● **What the exercise asks**
Tally every line of the material that includes "theinnerlight", then give the tally and nothing else.
<<<<
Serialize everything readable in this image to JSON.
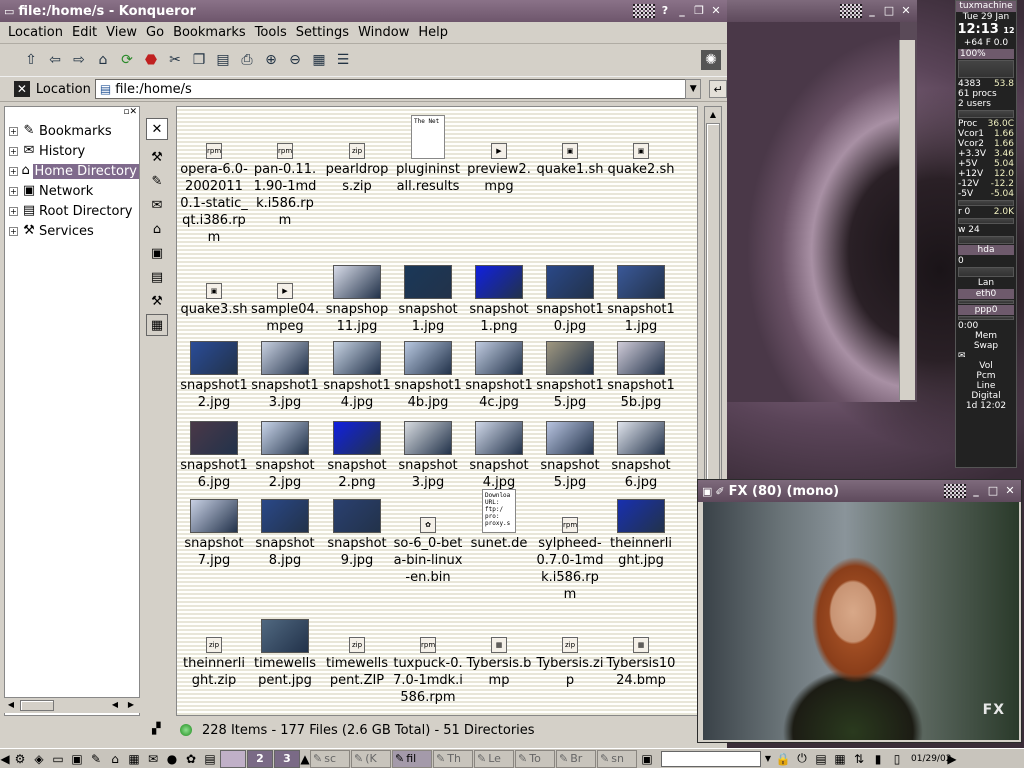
{
  "konqueror": {
    "title": "file:/home/s - Konqueror",
    "menu": [
      "Location",
      "Edit",
      "View",
      "Go",
      "Bookmarks",
      "Tools",
      "Settings",
      "Window",
      "Help"
    ],
    "location_label": "Location",
    "location_value": "file:/home/s",
    "tree": [
      {
        "label": "Bookmarks",
        "icon": "bookmark-icon"
      },
      {
        "label": "History",
        "icon": "history-icon"
      },
      {
        "label": "Home Directory",
        "icon": "home-icon",
        "selected": true
      },
      {
        "label": "Network",
        "icon": "network-icon"
      },
      {
        "label": "Root Directory",
        "icon": "folder-icon"
      },
      {
        "label": "Services",
        "icon": "services-icon"
      }
    ],
    "files": [
      {
        "name": "opera-6.0-20020110.1-static_qt.i386.rpm",
        "icon": "rpm"
      },
      {
        "name": "pan-0.11.1.90-1mdk.i586.rpm",
        "icon": "rpm"
      },
      {
        "name": "pearldrops.zip",
        "icon": "zip"
      },
      {
        "name": "plugininstall.results",
        "icon": "doc",
        "preview": "The Net"
      },
      {
        "name": "preview2.mpg",
        "icon": "mpg"
      },
      {
        "name": "quake1.sh",
        "icon": "sh"
      },
      {
        "name": "quake2.sh",
        "icon": "sh"
      },
      {
        "name": "quake3.sh",
        "icon": "sh"
      },
      {
        "name": "sample04.mpeg",
        "icon": "mpg"
      },
      {
        "name": "snapshop11.jpg",
        "icon": "thumb",
        "color": "#d8dce8"
      },
      {
        "name": "snapshot1.jpg",
        "icon": "thumb",
        "color": "#1a3858"
      },
      {
        "name": "snapshot1.png",
        "icon": "thumb",
        "color": "#1020e0"
      },
      {
        "name": "snapshot10.jpg",
        "icon": "thumb",
        "color": "#2a4888"
      },
      {
        "name": "snapshot11.jpg",
        "icon": "thumb",
        "color": "#3a5898"
      },
      {
        "name": "snapshot12.jpg",
        "icon": "thumb",
        "color": "#2a4c98"
      },
      {
        "name": "snapshot13.jpg",
        "icon": "thumb",
        "color": "#c8d0e0"
      },
      {
        "name": "snapshot14.jpg",
        "icon": "thumb",
        "color": "#c8d4e4"
      },
      {
        "name": "snapshot14b.jpg",
        "icon": "thumb",
        "color": "#b8c8e0"
      },
      {
        "name": "snapshot14c.jpg",
        "icon": "thumb",
        "color": "#c0cce0"
      },
      {
        "name": "snapshot15.jpg",
        "icon": "thumb",
        "color": "#a09880"
      },
      {
        "name": "snapshot15b.jpg",
        "icon": "thumb",
        "color": "#d0ccd8"
      },
      {
        "name": "snapshot16.jpg",
        "icon": "thumb",
        "color": "#4a3848"
      },
      {
        "name": "snapshot2.jpg",
        "icon": "thumb",
        "color": "#c8d4e8"
      },
      {
        "name": "snapshot2.png",
        "icon": "thumb",
        "color": "#1020e0"
      },
      {
        "name": "snapshot3.jpg",
        "icon": "thumb",
        "color": "#d8dce0"
      },
      {
        "name": "snapshot4.jpg",
        "icon": "thumb",
        "color": "#d0d8e8"
      },
      {
        "name": "snapshot5.jpg",
        "icon": "thumb",
        "color": "#b8c4e0"
      },
      {
        "name": "snapshot6.jpg",
        "icon": "thumb",
        "color": "#e0e4ec"
      },
      {
        "name": "snapshot7.jpg",
        "icon": "thumb",
        "color": "#c8d0e4"
      },
      {
        "name": "snapshot8.jpg",
        "icon": "thumb",
        "color": "#2a4888"
      },
      {
        "name": "snapshot9.jpg",
        "icon": "thumb",
        "color": "#2a4070"
      },
      {
        "name": "so-6_0-beta-bin-linux-en.bin",
        "icon": "bin"
      },
      {
        "name": "sunet.de",
        "icon": "doc",
        "preview": "Downloa URL: ftp:/ pro: proxy.s"
      },
      {
        "name": "sylpheed-0.7.0-1mdk.i586.rpm",
        "icon": "rpm"
      },
      {
        "name": "theinnerlight.jpg",
        "icon": "thumb",
        "color": "#1830b0"
      },
      {
        "name": "theinnerlight.zip",
        "icon": "zip"
      },
      {
        "name": "timewellspent.jpg",
        "icon": "thumb",
        "color": "#506880"
      },
      {
        "name": "timewellspent.ZIP",
        "icon": "zip"
      },
      {
        "name": "tuxpuck-0.7.0-1mdk.i586.rpm",
        "icon": "rpm"
      },
      {
        "name": "Tybersis.bmp",
        "icon": "bmp"
      },
      {
        "name": "Tybersis.zip",
        "icon": "zip"
      },
      {
        "name": "Tybersis1024.bmp",
        "icon": "bmp"
      }
    ],
    "status": "228 Items - 177 Files (2.6 GB Total) - 51 Directories"
  },
  "tv": {
    "title": "FX (80) (mono)",
    "logo": "FX"
  },
  "monitor": {
    "host": "tuxmachine",
    "date": "Tue 29 Jan",
    "time": "12:13",
    "time_suffix": "12",
    "temp": "+64 F 0.0",
    "percent": "100%",
    "mem1": "4383",
    "mem2": "53.8",
    "procs": "61 procs",
    "users": "2 users",
    "proc_label": "Proc",
    "proc_val": "36.0C",
    "sensors": [
      [
        "Vcor1",
        "1.66"
      ],
      [
        "Vcor2",
        "1.66"
      ],
      [
        "+3.3V",
        "3.46"
      ],
      [
        "+5V",
        "5.04"
      ],
      [
        "+12V",
        "12.0"
      ],
      [
        "-12V",
        "-12.2"
      ],
      [
        "-5V",
        "-5.04"
      ]
    ],
    "r0": "r 0",
    "r0v": "2.0K",
    "w24": "w 24",
    "hda": "hda",
    "lan": "Lan",
    "eth0": "eth0",
    "ppp0": "ppp0",
    "uptime1": "0:00",
    "mem_label": "Mem",
    "swap_label": "Swap",
    "vol": "Vol",
    "pcm": "Pcm",
    "line": "Line",
    "digital": "Digital",
    "uptime2": "1d 12:02"
  },
  "taskbar": {
    "pagers": [
      "2",
      "3"
    ],
    "tasks": [
      "sc",
      "(K",
      "fil",
      "Th",
      "Le",
      "To",
      "Br",
      "sn"
    ],
    "date": "01/29/02"
  }
}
>>>>
● **Solved problem**
2